** begin Given data **

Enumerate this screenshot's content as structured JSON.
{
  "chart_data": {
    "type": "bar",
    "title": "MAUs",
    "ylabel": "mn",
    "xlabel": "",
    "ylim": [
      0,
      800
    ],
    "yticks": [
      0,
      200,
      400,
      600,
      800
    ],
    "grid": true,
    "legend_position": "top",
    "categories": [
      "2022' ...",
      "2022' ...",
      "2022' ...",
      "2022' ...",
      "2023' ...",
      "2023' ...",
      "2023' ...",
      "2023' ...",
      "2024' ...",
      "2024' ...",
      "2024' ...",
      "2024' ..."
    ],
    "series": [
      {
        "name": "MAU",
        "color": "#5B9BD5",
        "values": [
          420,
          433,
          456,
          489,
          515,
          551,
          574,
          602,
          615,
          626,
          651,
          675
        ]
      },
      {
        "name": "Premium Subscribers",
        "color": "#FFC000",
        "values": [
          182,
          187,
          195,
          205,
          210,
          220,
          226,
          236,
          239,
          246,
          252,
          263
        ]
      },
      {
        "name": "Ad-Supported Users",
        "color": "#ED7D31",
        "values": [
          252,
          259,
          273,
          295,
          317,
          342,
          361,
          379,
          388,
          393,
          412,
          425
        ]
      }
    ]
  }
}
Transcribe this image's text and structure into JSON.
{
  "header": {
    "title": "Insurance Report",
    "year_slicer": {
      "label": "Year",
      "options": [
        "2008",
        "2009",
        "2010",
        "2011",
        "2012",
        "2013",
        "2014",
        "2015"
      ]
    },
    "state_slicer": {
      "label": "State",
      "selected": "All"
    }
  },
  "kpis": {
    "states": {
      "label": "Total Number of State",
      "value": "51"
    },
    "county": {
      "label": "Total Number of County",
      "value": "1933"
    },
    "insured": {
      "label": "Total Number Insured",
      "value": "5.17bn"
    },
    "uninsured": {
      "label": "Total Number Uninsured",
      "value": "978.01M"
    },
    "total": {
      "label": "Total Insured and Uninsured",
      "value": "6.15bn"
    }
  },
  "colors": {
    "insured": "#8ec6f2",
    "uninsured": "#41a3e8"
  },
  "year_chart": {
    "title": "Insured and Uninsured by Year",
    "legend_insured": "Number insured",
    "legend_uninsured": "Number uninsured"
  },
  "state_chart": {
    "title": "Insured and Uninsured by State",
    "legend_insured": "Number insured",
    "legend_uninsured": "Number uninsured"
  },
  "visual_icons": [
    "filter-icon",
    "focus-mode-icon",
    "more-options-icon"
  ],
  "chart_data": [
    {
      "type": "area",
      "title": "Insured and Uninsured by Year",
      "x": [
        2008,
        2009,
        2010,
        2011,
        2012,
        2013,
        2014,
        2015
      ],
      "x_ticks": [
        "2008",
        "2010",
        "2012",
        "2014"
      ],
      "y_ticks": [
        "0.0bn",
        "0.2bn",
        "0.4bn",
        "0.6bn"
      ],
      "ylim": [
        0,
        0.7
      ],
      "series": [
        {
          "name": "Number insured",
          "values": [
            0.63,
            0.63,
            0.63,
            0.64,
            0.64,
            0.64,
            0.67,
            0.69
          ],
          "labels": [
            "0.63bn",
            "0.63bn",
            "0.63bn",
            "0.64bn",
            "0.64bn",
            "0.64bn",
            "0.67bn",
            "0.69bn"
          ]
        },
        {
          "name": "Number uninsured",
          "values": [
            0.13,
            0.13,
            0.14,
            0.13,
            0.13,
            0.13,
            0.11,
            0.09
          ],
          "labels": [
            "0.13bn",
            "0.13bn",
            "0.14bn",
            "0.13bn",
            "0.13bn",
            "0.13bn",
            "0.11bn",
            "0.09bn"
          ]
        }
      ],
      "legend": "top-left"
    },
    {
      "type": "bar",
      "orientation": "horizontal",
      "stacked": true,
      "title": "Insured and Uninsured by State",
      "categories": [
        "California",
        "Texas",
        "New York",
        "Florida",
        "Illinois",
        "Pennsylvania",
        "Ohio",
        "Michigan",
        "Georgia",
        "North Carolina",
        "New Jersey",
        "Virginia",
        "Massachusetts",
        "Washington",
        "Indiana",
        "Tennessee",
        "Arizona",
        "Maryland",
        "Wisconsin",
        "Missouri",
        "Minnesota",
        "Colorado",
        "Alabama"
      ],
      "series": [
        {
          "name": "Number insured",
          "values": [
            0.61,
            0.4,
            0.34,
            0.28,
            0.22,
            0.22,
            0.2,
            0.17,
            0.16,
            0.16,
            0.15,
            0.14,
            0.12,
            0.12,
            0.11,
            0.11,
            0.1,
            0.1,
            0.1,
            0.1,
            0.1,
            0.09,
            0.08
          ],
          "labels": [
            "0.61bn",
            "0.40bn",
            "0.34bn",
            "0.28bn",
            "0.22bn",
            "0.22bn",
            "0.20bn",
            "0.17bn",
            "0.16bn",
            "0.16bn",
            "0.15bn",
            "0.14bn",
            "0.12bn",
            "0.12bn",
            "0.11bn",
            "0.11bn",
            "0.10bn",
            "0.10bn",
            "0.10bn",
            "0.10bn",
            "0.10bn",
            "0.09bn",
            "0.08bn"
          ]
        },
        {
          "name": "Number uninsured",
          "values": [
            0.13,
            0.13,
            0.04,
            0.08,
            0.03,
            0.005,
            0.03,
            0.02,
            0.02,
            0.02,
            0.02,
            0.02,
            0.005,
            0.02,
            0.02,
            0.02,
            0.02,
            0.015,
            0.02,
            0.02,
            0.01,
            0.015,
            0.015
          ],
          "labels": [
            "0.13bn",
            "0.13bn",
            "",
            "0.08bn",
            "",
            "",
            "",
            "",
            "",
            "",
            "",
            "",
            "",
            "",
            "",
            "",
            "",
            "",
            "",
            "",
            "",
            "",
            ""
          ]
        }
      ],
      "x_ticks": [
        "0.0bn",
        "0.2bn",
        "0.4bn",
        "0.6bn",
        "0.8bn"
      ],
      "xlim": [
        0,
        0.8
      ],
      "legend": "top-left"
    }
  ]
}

** end Given data **

Short exercise = Extract every line from the records above that contains the word "JSON".

The result =
Enumerate this screenshot's content as structured JSON.
Transcribe this image's text and structure into JSON.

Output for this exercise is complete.